BEGIN TASK DATA

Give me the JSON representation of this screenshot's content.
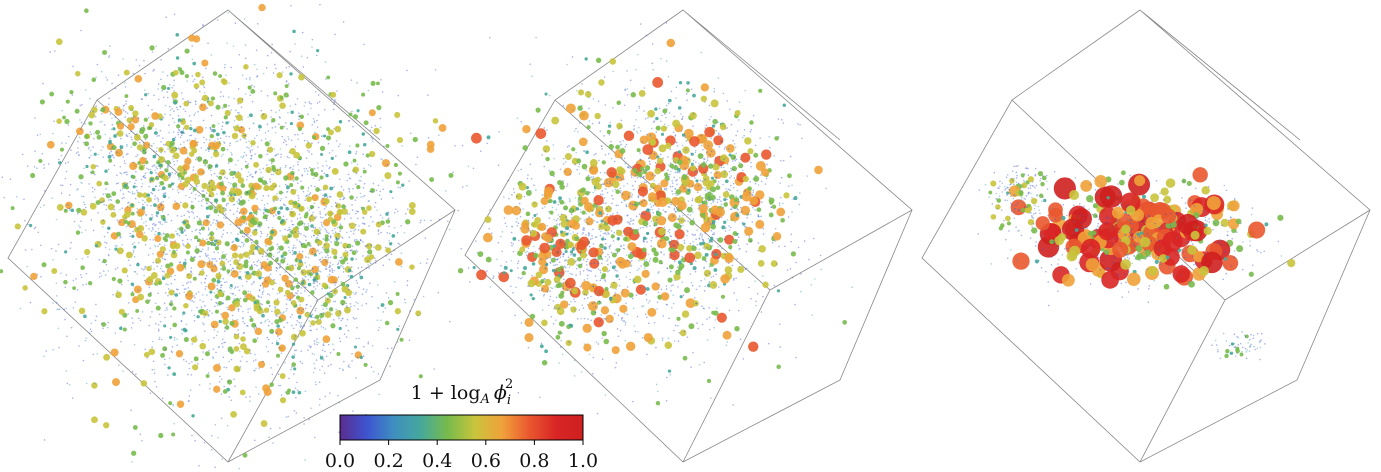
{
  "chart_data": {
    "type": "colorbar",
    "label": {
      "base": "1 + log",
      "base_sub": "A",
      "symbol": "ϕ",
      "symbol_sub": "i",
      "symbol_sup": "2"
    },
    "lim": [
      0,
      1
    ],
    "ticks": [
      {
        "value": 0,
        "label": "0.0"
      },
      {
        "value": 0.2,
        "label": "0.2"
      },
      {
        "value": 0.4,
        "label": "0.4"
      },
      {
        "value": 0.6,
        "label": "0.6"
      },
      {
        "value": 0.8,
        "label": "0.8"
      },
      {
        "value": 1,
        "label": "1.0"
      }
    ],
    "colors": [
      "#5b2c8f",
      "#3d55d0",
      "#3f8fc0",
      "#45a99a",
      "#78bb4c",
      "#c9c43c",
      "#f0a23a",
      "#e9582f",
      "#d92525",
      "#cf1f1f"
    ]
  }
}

END TASK DATA

> [INSTRUCTIONS TO FOLLOW]
Locate all lines in the listing above with the word "value". Copy them.

> [TASK RESPONSE]
        "value": 0,
        "value": 0.2,
        "value": 0.4,
        "value": 0.6,
        "value": 0.8,
        "value": 1,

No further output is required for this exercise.